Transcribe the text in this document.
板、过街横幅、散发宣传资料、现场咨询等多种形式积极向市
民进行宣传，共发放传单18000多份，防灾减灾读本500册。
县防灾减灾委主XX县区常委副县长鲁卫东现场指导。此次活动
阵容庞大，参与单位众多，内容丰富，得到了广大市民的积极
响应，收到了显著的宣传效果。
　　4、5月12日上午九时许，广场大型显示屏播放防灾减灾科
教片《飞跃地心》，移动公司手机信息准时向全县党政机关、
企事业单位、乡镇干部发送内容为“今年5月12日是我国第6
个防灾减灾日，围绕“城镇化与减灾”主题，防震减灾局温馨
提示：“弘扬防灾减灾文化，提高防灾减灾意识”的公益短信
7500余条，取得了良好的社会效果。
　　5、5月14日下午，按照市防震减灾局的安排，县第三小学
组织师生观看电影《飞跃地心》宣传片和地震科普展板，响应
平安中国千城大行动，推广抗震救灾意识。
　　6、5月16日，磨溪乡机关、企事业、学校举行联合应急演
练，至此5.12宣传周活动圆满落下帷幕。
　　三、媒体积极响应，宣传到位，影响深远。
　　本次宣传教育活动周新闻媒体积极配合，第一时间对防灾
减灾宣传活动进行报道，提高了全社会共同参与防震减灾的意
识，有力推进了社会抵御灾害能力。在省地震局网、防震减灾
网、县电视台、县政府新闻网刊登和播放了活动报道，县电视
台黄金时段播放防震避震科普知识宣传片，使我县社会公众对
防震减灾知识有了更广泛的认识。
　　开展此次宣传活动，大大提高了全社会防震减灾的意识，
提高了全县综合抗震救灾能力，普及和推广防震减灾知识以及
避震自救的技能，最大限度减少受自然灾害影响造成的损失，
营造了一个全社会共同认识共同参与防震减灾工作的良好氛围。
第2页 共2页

---

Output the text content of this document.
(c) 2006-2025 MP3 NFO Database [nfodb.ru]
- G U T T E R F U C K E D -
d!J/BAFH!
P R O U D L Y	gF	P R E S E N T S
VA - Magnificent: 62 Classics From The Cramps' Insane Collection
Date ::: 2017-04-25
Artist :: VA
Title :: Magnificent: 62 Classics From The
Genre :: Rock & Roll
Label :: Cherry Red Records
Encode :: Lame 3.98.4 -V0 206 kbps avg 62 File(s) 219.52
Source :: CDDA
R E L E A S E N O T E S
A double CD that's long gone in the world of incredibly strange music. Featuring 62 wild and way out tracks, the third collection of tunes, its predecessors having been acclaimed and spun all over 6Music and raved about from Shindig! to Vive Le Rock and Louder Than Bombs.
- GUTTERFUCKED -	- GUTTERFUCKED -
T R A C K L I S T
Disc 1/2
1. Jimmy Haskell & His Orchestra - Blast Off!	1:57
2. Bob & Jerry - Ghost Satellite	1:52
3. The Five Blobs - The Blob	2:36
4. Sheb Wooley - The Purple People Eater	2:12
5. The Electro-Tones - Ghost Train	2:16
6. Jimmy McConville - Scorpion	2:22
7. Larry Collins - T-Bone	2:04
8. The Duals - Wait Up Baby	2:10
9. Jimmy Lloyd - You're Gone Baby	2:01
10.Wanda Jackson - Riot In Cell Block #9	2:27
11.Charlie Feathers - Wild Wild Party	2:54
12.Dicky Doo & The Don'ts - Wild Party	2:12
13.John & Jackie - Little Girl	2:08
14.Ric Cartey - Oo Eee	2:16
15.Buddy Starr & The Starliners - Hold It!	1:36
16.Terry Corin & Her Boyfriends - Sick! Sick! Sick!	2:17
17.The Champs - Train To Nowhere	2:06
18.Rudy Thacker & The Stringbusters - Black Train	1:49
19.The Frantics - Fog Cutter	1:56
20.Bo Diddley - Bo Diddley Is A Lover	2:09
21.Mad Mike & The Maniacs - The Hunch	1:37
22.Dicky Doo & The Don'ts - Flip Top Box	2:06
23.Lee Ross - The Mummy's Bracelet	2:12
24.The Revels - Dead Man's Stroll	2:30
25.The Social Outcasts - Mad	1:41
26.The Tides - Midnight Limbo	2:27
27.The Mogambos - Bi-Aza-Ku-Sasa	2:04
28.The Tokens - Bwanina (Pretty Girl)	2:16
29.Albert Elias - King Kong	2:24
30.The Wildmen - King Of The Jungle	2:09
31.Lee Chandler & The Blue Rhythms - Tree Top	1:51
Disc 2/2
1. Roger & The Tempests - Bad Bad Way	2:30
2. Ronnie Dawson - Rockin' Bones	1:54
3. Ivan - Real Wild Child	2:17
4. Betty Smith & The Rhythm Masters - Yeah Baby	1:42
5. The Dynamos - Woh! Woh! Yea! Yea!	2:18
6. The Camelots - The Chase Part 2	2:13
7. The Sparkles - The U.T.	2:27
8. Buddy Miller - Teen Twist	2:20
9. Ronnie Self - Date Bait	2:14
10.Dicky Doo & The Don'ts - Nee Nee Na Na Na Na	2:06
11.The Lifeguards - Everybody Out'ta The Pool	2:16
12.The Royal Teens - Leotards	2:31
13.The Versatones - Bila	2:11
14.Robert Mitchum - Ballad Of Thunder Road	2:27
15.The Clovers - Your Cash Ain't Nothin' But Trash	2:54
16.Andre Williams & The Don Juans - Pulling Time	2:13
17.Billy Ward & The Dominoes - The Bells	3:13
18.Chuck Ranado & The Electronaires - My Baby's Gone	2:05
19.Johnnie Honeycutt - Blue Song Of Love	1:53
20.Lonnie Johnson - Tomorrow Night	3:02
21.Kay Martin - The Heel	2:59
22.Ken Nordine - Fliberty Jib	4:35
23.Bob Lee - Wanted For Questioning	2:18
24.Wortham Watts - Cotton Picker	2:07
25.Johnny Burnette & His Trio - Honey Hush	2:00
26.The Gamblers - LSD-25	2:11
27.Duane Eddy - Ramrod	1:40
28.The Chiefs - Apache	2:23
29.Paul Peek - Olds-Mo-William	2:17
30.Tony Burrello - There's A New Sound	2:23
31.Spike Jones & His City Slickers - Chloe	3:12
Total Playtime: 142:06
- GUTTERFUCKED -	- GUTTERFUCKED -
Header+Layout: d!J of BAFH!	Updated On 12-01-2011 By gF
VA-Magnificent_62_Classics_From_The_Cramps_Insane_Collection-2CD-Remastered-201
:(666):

Required work. Check each line above for the string "Girl" and show the ones that have it.

Solution to the problem.
13.John & Jackie - Little Girl	2:08
28.The Tokens - Bwanina (Pretty Girl)	2:16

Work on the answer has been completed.